やること:
**a.** ご当地WAONカードの記事によると、このカードでは利用額の何%が寄付されるか。
**b.** ご当地WAONカードの記事を、最後の文の後から書き継いでください。

文書の抜粋:
__________________________________________________

2012年4月11日8:00
イオンが発行するご当地WAONカードを利用した地域振興・活性化に注力
地元企業や各地域のNPO法人等と連携しポイントやスタンプラリーなどのサービスを提供
フェリカポケットマーケティングでは、イオンと協力して電子マネー「WAON」の地域展開を進めている。イオンでは、すでに66の地域カードを発行しているが、同カードには「FeliCaポケット」の機能を搭載。フェリカポケットマーケティングでは、イオンやご当地WAONカードで地域共通ポイントサービス運営する地元企業やNPO法人などに対し、FeliCaポケットのサービスを提供するとともに、カードの具体的な活用方法を提案している。
フェリカポケットマーケティング
イオンの地域貢献・振興の理念と
FeliCaポケットのサービスが同期
イオンが展開するご当地WAONカードは、イオンが行政と包括提携を行い、独自券面のカードを発行し、その利用の中から0.1%の金額を寄付するモデルである。同カードには、FeliCaポケットの機能が必ず搭載されている。
「フェリカポケットマーケティングが提供する地域共通ポイントサービスは、イオンの地域貢献・地域振興の理念と一致しており、目指す方向性が似ています。両社の経営の理念、戦略が合致しているのはサービスを展開する上で強みとなります」(フェリカポケットマーケティング 代表取締役社長 納村哲二氏)
FeliCaポケットでは、ただ単にポイントを付与するだけではなく、クーポンやスタンプラリーの実施など、イオンの販促活動として幅広い利用が行われている。WAONは、イオン店舗の決済手段として定着しているが、イオングループ外での利用に関してはまだまだ成長の余地がある。そのため、各地域で独自のサービスを展開し、WAONの裾野を広げていく考えだ。
最近では、スタンプラリーとしての利用が増加。例えば、千葉県銚子市で発行する地域カード「犬吠WAON」は、銚子市の約9割の人が保持しているといわれるカードだが、同カードにもFeliCaポケットの機能が搭載されている。銚子にはイオンの大規模店舗があり、街自体がコンパクトにまとまっているため、商店街との連携も図りやすいそうだ。

__________________________________________________

表示エントリー:
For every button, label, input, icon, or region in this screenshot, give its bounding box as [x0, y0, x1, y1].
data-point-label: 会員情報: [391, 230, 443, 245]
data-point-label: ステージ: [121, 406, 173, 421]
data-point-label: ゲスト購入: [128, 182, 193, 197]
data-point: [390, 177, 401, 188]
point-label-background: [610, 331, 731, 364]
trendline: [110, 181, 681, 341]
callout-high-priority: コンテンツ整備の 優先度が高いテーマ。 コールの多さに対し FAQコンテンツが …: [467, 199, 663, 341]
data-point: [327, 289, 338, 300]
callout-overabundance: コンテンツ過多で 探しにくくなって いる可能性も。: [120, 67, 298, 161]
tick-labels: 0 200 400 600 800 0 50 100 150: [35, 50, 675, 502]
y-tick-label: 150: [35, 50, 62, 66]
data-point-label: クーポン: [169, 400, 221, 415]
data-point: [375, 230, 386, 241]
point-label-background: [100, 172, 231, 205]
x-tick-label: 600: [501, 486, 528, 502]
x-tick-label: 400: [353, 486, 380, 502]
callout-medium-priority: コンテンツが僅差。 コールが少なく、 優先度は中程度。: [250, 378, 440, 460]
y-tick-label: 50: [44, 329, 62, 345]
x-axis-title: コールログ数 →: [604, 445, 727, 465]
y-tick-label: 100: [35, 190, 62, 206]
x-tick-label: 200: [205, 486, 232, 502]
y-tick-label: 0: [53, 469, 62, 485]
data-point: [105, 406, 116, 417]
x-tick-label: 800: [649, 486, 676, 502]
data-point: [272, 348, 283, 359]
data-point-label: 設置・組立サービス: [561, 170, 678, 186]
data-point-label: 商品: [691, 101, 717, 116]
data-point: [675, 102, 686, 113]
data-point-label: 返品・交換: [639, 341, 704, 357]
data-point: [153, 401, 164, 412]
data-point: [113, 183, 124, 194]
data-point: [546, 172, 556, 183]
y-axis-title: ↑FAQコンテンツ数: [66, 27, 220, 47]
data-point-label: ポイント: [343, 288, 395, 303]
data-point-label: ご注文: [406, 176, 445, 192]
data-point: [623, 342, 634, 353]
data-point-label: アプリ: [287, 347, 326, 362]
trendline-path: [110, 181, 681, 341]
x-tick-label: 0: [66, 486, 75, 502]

__________________________________________________

想定される出力:
**a.** 0.1%

**b.**
フェリカポケットマーケティングでは、NPO法人と連携し、加盟店と連携したスタンプラリーの企画を実施。市内に100箇所の拠点を設け、そのうち3箇所に訪問すると抽選会に参加できるキャンペーンを行った。同企画では、銚子市内で発行している新聞やラジオでも告知を展開。抽選を行う端末は、イオン店舗や市役所に設置した。同端末では、スタンプラリーを行う各拠点の情報も閲覧できる。
キャンペーンには、銚子市民に加え、1~2割の観光客も参加。利用者は、抽選で当たりが出るとWAONグッズなどを手にできる。また、全拠点をまわった人には10万円分のすきくるスター(地域共通ポイント)をプレゼントしたが、「全拠点を周回する方も多く、キャンペーン全体で延べ4,000タッチが行われました」とフェリカポケットマーケティング 販促・広報グループ 久冨泉氏は成果を語る。
香川県高松市のめぐりんをモデルケースに
サービスの利用に積極的な加盟店が増加
同様のサービスは全国各地で行われている。例えば、福岡県大牟田市でも同地区に展開するイオン店舗の一周年記念として、イオンでエントリーを行い、お手持ちのご当地WAONカードを利用して30拠点をまわるとポイントが貯まり、グッズをプレゼントするキャンペーンを行った。また、大分県では湯布院温泉旅館組合と提携した「ゆふいん湯歩WAON」カードが発行されており、カード発行1周年記念として、九州地区の対象店舗でチャージをすると抽選でゆふいん温泉の旅があたるキャンペーン等も行った。
また、イオンモール香椎浜店では、「FUKUOKA OMOIYARI KIDS WAON」カードの発行を記念して、来店ごとにたまるポイントとお買い物額に応じてたまるポイントを合算し、豪華景品があたる抽選会に参加できるイベントを期間限定で行った。同キャンペーンでは、ご当地WAONカードだけではなく、福岡市交通局が発行するIC交通乗車券「はやかけん」と連携したのが特徴だ。
FeliCaポケットを利用した地域展開でもっとも成功しているのが、香川県高松市のめぐりん事務局が運営する「めぐりんサービス」だ。めぐりん事務局では、高松市内で200の加盟店を抱えており、めぐりん加盟店で使える「めぐりんクーポン」や「めぐりんマイル」をはじめ、チケット、診察券、入場券、観光スタンプラリー、ボランティアなどの各種サービスをFeliCaポケットに集約している。2012年4月より、香川県立体育館・武道館でWAON決済の導入とめぐりんサービスが利用できるようになった。
現在、めぐりんカードは約8万枚発行されており、1年間の利用は約30億円となっている。イオンでは、同金額から0.1%に相当する約300万円をNPO法人「遍路とおもてなしのネットワーク」に寄付しているそうだ。
「今後、めぐりんで成功したモデルを全国で横展開していきたいと考えています」(納村氏)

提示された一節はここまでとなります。